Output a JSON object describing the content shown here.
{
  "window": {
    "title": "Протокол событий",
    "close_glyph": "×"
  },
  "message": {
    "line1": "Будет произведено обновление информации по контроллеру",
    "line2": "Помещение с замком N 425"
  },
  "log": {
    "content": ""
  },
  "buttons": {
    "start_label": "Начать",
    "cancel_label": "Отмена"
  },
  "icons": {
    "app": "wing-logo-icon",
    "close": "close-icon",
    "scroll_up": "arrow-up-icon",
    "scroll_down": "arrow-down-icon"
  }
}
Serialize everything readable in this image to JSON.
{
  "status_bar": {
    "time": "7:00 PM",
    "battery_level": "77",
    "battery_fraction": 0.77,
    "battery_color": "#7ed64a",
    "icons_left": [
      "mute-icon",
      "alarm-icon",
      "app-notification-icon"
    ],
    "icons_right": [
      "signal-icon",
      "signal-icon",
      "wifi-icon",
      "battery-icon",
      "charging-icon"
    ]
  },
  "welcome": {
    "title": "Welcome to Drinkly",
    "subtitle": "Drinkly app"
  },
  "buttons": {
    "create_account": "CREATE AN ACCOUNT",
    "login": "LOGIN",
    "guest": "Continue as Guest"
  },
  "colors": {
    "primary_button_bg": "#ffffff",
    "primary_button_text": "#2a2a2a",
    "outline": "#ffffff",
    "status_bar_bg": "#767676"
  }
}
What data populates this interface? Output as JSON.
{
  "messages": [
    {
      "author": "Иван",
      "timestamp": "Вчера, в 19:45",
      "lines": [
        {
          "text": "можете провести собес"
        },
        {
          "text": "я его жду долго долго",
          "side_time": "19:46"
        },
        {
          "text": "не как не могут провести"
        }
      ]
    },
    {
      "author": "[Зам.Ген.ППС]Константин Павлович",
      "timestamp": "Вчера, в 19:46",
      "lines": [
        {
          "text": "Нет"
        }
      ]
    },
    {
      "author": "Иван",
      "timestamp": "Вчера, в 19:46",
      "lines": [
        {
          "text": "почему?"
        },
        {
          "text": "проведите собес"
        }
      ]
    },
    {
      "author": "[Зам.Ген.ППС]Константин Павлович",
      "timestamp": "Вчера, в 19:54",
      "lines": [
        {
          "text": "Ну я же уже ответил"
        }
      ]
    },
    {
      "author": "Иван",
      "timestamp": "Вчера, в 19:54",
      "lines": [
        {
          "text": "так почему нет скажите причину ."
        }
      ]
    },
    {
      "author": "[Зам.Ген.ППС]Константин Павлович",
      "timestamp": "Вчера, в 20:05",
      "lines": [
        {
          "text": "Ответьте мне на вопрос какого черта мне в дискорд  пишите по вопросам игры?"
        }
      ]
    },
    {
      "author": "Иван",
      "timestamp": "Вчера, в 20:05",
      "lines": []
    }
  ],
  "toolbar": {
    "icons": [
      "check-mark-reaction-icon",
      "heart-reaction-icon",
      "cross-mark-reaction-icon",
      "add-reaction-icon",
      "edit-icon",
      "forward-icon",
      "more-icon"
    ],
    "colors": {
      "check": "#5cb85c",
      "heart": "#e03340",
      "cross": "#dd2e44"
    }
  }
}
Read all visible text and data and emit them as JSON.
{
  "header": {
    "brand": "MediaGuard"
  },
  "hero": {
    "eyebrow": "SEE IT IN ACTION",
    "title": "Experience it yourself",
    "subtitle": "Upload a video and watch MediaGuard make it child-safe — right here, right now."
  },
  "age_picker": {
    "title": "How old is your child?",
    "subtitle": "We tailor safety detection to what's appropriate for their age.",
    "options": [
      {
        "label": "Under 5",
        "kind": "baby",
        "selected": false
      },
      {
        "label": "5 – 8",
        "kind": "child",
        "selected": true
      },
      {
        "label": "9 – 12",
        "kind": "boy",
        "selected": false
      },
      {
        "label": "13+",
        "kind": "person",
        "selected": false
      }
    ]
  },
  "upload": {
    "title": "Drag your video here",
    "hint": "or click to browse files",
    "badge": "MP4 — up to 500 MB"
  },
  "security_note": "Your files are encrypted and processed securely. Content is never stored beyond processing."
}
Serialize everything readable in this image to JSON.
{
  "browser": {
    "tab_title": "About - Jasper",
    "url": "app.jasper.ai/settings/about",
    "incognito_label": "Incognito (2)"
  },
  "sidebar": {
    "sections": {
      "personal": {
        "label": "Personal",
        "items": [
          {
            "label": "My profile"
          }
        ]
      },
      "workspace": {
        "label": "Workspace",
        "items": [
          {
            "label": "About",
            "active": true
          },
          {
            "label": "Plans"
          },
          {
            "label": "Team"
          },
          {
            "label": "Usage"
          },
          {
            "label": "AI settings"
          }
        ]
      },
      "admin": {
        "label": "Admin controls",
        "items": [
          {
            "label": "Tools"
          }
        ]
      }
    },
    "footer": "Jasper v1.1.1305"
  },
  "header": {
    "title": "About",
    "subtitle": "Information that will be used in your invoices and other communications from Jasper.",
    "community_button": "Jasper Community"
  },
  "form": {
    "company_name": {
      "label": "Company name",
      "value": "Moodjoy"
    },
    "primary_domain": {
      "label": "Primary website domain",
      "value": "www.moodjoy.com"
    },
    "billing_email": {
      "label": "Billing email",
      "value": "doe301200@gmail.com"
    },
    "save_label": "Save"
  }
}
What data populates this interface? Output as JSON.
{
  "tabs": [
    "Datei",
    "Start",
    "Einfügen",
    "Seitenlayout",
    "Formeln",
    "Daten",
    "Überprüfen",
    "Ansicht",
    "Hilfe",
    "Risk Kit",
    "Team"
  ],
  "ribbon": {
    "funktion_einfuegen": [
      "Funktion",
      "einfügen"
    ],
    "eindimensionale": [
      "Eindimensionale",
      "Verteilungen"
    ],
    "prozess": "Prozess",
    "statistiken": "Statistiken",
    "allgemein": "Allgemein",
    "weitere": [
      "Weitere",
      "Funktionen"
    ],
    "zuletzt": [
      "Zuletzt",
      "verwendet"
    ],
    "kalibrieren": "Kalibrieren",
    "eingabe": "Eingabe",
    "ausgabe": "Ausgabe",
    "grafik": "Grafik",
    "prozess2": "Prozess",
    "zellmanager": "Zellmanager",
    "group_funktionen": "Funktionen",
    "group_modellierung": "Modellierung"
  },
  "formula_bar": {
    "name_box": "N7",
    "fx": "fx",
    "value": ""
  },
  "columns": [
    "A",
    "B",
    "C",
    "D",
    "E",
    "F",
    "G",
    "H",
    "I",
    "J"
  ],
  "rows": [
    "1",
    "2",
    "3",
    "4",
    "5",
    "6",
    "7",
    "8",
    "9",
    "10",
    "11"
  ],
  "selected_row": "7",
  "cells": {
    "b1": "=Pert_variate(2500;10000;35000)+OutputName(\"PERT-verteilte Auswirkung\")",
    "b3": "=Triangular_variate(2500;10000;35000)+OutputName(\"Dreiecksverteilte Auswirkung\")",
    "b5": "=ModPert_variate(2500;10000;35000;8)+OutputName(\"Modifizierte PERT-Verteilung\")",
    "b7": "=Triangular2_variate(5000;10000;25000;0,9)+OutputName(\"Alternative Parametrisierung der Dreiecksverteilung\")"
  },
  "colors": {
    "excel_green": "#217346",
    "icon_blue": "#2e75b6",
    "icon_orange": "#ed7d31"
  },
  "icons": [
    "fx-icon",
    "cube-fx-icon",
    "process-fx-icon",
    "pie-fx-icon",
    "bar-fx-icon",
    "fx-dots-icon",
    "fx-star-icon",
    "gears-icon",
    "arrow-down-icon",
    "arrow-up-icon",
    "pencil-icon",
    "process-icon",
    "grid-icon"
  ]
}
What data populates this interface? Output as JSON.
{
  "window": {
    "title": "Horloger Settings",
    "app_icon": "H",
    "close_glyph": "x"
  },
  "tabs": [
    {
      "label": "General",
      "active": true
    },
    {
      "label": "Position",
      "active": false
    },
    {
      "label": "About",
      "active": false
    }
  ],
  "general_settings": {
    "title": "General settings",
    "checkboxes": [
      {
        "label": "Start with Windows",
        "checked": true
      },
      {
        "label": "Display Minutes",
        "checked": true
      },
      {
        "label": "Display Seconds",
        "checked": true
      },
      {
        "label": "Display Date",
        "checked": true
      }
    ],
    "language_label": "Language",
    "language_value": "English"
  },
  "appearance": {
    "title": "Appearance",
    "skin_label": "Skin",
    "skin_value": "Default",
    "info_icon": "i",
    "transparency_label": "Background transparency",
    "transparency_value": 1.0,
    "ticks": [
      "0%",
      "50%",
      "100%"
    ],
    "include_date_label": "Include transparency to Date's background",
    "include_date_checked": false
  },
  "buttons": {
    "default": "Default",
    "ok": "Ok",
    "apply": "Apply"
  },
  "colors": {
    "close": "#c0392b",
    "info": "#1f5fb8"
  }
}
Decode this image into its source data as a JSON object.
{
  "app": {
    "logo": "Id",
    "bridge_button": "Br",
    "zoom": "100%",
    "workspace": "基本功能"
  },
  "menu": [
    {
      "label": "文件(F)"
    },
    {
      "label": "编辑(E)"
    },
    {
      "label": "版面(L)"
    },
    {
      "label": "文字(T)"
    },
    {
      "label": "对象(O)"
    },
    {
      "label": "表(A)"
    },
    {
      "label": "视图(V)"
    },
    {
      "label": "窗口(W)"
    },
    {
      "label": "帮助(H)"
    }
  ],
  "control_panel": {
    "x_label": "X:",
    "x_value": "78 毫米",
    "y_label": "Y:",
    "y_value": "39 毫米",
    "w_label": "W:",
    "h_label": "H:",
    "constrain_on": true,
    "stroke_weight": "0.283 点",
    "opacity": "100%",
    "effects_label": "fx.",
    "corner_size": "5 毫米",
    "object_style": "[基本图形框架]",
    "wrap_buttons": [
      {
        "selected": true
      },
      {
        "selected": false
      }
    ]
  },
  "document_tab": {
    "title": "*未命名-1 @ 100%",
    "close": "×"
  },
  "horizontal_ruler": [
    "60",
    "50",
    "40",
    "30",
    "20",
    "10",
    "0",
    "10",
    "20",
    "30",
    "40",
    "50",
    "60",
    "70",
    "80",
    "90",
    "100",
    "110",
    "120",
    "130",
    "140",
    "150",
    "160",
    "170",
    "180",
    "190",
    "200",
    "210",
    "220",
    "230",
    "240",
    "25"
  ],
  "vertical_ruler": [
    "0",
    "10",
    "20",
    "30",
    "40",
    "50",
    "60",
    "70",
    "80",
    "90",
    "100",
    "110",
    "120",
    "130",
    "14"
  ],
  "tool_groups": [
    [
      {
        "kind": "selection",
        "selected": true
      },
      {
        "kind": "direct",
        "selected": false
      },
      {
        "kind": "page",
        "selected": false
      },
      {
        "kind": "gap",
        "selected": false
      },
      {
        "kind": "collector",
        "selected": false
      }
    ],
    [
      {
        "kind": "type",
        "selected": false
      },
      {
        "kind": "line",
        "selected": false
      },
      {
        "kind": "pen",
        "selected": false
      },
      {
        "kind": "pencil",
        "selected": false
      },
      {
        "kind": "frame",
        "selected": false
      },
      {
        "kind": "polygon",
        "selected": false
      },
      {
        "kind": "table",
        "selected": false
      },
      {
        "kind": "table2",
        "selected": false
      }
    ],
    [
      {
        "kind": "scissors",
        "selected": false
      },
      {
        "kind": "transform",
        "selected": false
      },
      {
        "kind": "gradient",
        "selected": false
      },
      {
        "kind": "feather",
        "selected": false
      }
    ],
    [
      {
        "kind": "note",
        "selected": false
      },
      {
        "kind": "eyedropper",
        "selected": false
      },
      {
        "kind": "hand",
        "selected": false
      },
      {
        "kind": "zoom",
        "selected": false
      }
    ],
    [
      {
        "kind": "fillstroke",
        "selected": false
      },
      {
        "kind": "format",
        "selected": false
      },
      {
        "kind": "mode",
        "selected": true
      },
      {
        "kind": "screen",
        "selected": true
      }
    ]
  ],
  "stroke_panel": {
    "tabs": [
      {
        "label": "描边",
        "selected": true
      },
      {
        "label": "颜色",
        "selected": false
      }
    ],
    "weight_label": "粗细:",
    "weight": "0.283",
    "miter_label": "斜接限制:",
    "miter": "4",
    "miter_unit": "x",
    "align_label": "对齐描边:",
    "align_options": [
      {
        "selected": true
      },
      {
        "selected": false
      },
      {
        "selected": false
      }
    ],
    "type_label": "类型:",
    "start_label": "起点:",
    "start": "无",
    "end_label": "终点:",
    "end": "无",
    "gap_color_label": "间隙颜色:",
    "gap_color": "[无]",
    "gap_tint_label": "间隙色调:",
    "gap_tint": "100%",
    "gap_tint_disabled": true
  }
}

--- --- ---

TASK DETAILS
Pull out every line in the data above that has the word "down".

WORKED ANSWER
    "scroll_down": "arrow-down-icon"
    "arrow-down-icon",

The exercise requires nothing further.